[Written instruction] The records that follow must be repeated verbatim, every one of them.

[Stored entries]
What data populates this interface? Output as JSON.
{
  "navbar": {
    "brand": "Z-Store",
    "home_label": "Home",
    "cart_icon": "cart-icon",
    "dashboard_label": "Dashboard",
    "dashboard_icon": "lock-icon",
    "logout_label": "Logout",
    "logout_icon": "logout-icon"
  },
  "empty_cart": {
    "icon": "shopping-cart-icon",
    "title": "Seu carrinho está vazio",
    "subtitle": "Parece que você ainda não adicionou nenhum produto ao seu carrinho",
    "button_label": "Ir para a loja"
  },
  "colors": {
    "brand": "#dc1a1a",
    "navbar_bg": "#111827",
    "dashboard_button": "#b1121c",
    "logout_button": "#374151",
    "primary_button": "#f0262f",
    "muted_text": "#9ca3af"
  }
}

[Answer for the task]
What data populates this interface? Output as JSON.
{
  "navbar": {
    "brand": "Z-Store",
    "home_label": "Home",
    "cart_icon": "cart-icon",
    "dashboard_label": "Dashboard",
    "dashboard_icon": "lock-icon",
    "logout_label": "Logout",
    "logout_icon": "logout-icon"
  },
  "empty_cart": {
    "icon": "shopping-cart-icon",
    "title": "Seu carrinho está vazio",
    "subtitle": "Parece que você ainda não adicionou nenhum produto ao seu carrinho",
    "button_label": "Ir para a loja"
  },
  "colors": {
    "brand": "#dc1a1a",
    "navbar_bg": "#111827",
    "dashboard_button": "#b1121c",
    "logout_button": "#374151",
    "primary_button": "#f0262f",
    "muted_text": "#9ca3af"
  }
}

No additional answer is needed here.